#### [TASK REQUIREMENTS]
Repeat the records word for word, excluding any picture.

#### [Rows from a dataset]
---*---
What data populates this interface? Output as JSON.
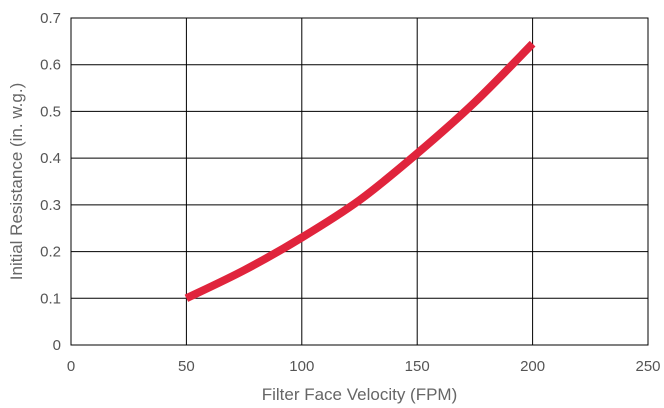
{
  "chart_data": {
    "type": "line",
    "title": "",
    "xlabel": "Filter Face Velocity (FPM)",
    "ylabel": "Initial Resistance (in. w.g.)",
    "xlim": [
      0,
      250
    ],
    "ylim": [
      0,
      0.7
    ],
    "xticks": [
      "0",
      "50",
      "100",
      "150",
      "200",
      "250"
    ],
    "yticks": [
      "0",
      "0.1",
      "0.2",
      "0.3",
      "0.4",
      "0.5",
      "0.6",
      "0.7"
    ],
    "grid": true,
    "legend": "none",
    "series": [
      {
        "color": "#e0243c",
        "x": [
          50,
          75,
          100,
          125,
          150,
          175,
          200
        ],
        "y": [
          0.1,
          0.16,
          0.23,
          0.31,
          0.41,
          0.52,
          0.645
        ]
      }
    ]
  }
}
---*---
#### [TASK RESPONSE]
What data populates this interface? Output as JSON.
{
  "chart_data": {
    "type": "line",
    "title": "",
    "xlabel": "Filter Face Velocity (FPM)",
    "ylabel": "Initial Resistance (in. w.g.)",
    "xlim": [
      0,
      250
    ],
    "ylim": [
      0,
      0.7
    ],
    "xticks": [
      "0",
      "50",
      "100",
      "150",
      "200",
      "250"
    ],
    "yticks": [
      "0",
      "0.1",
      "0.2",
      "0.3",
      "0.4",
      "0.5",
      "0.6",
      "0.7"
    ],
    "grid": true,
    "legend": "none",
    "series": [
      {
        "color": "#e0243c",
        "x": [
          50,
          75,
          100,
          125,
          150,
          175,
          200
        ],
        "y": [
          0.1,
          0.16,
          0.23,
          0.31,
          0.41,
          0.52,
          0.645
        ]
      }
    ]
  }
}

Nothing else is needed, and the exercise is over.